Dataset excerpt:
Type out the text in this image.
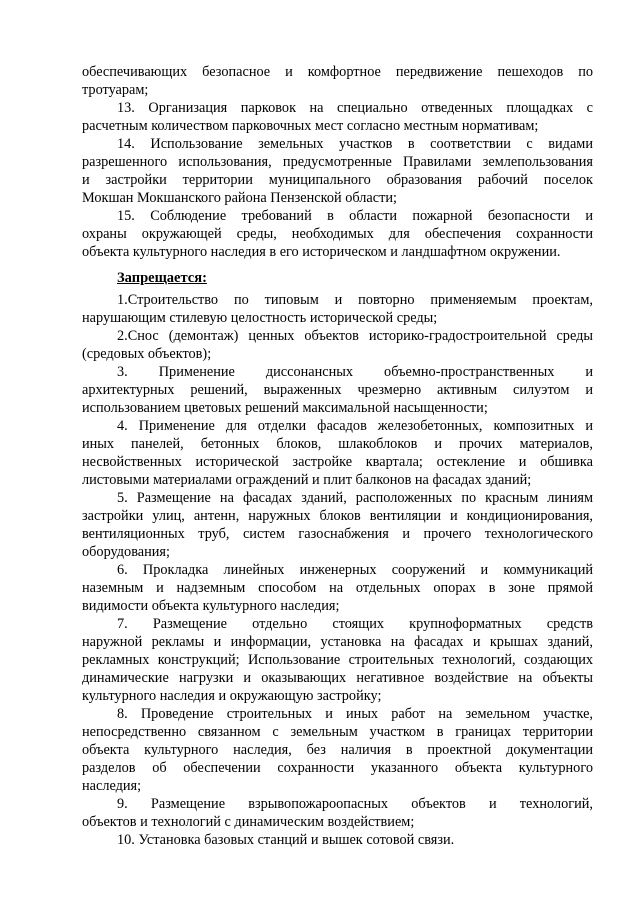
обеспечивающих безопасное и комфортное передвижение пешеходов по
тротуарам;
13. Организация парковок на специально отведенных площадках с
расчетным количеством парковочных мест согласно местным нормативам;
14. Использование земельных участков в соответствии с видами
разрешенного использования, предусмотренные Правилами землепользования
и застройки территории муниципального образования рабочий поселок
Мокшан Мокшанского района Пензенской области;
15. Соблюдение требований в области пожарной безопасности и
охраны окружающей среды, необходимых для обеспечения сохранности
объекта культурного наследия в его историческом и ландшафтном окружении.
1.Строительство по типовым и повторно применяемым проектам,
нарушающим стилевую целостность исторической среды;
2.Снос (демонтаж) ценных объектов историко-градостроительной среды
(средовых объектов);
3. Применение диссонансных объемно-пространственных и
архитектурных решений, выраженных чрезмерно активным силуэтом и
использованием цветовых решений максимальной насыщенности;
4. Применение для отделки фасадов железобетонных, композитных и
иных панелей, бетонных блоков, шлакоблоков и прочих материалов,
несвойственных исторической застройке квартала; остекление и обшивка
листовыми материалами ограждений и плит балконов на фасадах зданий;
5. Размещение на фасадах зданий, расположенных по красным линиям
застройки улиц, антенн, наружных блоков вентиляции и кондиционирования,
вентиляционных труб, систем газоснабжения и прочего технологического
оборудования;
6. Прокладка линейных инженерных сооружений и коммуникаций
наземным и надземным способом на отдельных опорах в зоне прямой
видимости объекта культурного наследия;
7. Размещение отдельно стоящих крупноформатных средств
наружной рекламы и информации, установка на фасадах и крышах зданий,
рекламных конструкций; Использование строительных технологий, создающих
динамические нагрузки и оказывающих негативное воздействие на объекты
культурного наследия и окружающую застройку;
8. Проведение строительных и иных работ на земельном участке,
непосредственно связанном с земельным участком в границах территории
объекта культурного наследия, без наличия в проектной документации
разделов об обеспечении сохранности указанного объекта культурного
наследия;
9. Размещение взрывопожароопасных объектов и технологий,
объектов и технологий с динамическим воздействием;
10. Установка базовых станций и вышек сотовой связи.
Запрещается:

**PROBLEM STATEMENT**: State how many lines of the material contain the string "Применение", with no other words.

**TASK SOLUTION**: 2